= PROBLEMS TO WORK ON =
A: Answer these questions from the text excerpt on saving CO2 with topology optimization:
(i) Which component's topology optimization does the article use as its demonstration?
(ii) In which sector does the text say fossil fuels will be especially hard to do without?
(iii) Which three optimization goals does the text list as examples?
B: Switch "strain energy" to "deformation energy" in the passage of the topology optimization text starting at "Not every component" and ending at "approach this task?", and give that passage again.
C: Resume the text on saving CO2 with topology optimization, picking up after its final sentence.

= TEXT EXCERPT =
┄┄┄┄┄┄┄┄┄┄┄┄┄┄┄┄┄┄┄┄
Saving CO2 with Ansys Topology Optimization

It's getting serious: CO2 reduction is at the center of politics and is essential for the survival of society and companies alike. Minimizing component mass leads to lower energy and material consumption in production and operation, thus achieving a twofold benefit. In this article, we use the topology optimization of an engine mount to show how you can save mass in a targeted manner.

Goal: less CO2 - How: save material

We all know that major efforts are needed to reduce CO2 emissions worldwide. But what are the options for doing so in the transportation sector? Due to a lack of alternatives and long development cycles, it will not be possible to get by without fossil fuels in the foreseeable future, especially in aviation. One way to save CO2 is to reduce the overall mass. This, in turn, means that each individual component must be weight-optimized. Reduced mass means double savings: less material is needed in production and less fuel is burned in operation.

Not every component immediately shows whether and, above all, where excess material can be saved. Each component has areas of high and areas of low strain energy, depending on the load. Heavily loaded areas form the load paths and are essential for the function of the component and these must be retained. Areas of low strain energy, on the other hand, are unimportant and can be omitted to save weight. The ultimate question is how can the relevant areas be identified? Through experience and gut feeling, a good designer will be able to find a suitable design. However, is this design really optimal? How can an inexperienced engineer approach this task?

Regardless of whether an existing component is to be optimized or a start is to be made from a blank sheet of paper, topology optimization is a true idea machine for everyone. Here, one iteratively approaches an optimal material distribution for the component. For example, a low mass, maximum stiffness, or minimum stresses can be defined as optimization goals. With constraints, the resulting shape can even be influenced with respect to various manufacturing processes.
┄┄┄┄┄┄┄┄┄┄┄┄┄┄┄┄┄┄┄┄
= Stored entries =
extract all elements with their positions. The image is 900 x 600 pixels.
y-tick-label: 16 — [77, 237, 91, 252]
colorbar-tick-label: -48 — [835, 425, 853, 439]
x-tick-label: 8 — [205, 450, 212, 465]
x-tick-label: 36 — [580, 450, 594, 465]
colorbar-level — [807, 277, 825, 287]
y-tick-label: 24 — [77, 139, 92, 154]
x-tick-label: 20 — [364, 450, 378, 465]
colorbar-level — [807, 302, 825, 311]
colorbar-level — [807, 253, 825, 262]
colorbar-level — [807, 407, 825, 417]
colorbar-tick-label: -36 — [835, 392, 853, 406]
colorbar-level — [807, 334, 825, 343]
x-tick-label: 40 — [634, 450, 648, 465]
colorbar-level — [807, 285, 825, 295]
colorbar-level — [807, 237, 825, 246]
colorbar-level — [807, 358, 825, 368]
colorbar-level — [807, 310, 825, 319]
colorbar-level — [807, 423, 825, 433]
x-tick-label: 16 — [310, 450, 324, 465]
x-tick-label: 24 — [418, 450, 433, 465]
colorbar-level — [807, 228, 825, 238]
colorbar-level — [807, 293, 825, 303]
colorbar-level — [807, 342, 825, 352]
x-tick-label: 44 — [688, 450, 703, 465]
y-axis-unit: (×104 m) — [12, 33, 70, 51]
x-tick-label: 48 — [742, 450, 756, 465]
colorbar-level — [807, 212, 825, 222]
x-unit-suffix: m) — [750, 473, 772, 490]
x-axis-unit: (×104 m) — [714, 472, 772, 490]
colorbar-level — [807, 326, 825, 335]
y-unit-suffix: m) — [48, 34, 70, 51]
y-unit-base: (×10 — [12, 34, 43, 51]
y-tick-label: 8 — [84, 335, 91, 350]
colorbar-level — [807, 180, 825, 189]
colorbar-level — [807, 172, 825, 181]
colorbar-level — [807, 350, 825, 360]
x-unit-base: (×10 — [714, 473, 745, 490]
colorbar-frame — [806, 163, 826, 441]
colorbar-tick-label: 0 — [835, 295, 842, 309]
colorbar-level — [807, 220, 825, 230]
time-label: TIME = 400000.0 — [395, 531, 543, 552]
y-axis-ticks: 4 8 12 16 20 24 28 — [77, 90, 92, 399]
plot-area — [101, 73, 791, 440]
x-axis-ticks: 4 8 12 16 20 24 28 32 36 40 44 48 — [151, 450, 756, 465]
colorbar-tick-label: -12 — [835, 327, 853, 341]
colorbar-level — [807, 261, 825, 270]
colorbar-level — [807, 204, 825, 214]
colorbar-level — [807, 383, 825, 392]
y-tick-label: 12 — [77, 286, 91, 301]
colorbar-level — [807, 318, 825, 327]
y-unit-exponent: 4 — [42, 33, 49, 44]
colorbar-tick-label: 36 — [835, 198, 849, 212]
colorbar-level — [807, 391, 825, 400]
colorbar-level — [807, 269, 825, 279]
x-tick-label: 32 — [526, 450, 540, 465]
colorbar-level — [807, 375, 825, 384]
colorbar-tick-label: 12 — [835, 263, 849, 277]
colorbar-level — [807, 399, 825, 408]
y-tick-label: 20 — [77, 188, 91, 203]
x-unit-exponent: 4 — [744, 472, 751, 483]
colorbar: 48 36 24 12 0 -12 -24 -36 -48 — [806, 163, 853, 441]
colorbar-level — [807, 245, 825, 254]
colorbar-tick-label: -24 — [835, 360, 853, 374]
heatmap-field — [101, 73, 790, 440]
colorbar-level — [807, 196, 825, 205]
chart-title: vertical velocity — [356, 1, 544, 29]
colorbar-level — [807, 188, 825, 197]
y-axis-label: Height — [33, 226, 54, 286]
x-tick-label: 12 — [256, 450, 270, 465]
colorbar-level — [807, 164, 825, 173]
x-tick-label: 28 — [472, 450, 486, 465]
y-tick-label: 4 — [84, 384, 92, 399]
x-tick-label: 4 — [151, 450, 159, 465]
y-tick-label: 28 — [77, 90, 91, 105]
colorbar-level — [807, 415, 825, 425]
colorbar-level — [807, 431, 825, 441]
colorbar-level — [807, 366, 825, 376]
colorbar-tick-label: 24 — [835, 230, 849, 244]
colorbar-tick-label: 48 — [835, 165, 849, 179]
┄┄┄┄┄┄┄┄┄┄┄┄┄┄┄┄┄┄┄┄
= ANSWERS TO THE EXERCISES =
A:
(i) An engine mount.
(ii) Aviation.
(iii) A low mass, maximum stiffness, and minimum stresses.

B:
Not every component immediately shows whether and, above all, where excess material can be saved. Each component has areas of high and areas of low deformation energy, depending on the load. Heavily loaded areas form the load paths and are essential for the function of the component and these must be retained. Areas of low deformation energy, on the other hand, are unimportant and can be omitted to save weight. The ultimate question is how can the relevant areas be identified? Through experience and gut feeling, a good designer will be able to find a suitable design. However, is this design really optimal? How can an inexperienced engineer approach this task?

C:
Topology optimization – how does it work?

Topology optimization is only one of the many disciplines of structural optimization (in addition to shape, topography, and lattice optimization). It is based on the fact that, starting from a predefined design space (a maximum possible initial volume), material is gradually removed or redistributed in accordance with the load paths. Ultimately, a coherent topology is created. Areas that should be preserved, where boundary conditions and loads are introduced, are defined as exclusions, and are excluded during optimization.

How do you define where material must be preserved and where material can be saved? There are two approaches to this in Ansys Mechanical: the SIMP (Solid Isotropic Material with Penalization) approach, in which the so-called pseudo-density is introduced as a parameter. Each FE element is given an additional status of being more or less contained in the component (rho = 0: can be removed, rho = 1: material remains). The level set method, on the other hand, does not require a parameter. The surface of the structure is described by a function. This changes from the initial installation space to an optimal structure. Several non-connected sub-areas of the topology can be formed.

As with any optimization task, an objective function is required to describe the optimization goal. A standard task is to maximize the stiffness of a structure. This point would correspond to the smallest function value of the blue curve. However, it does not necessarily satisfy the criteria of a real optimal structure. A fully filled structure is of course the stiffest of all solutions but not a solution of the problem. For this, additional equality and inequality constraints, so-called restrictions (red curve), have to be introduced. For example, the mass could be reduced to a fixed value, or the stresses must not exceed a certain limit.

And what about in the software?

A requirement for any topology optimization is a preliminary basic analysis (e.g. static analysis, modal analysis, thermal analysis in system A). The geometry of the basic analysis contains the component with the maximum possible optimization region. All loads and boundary conditions that occur must be included. This is because the optimization result is only optimal for the load scenarios that have been defined. Any change of loads and boundary conditions or any missing load can lead to changed optimization results. As it is known from other coupled systems, a Structural Optimization system is linked to the basic analysis.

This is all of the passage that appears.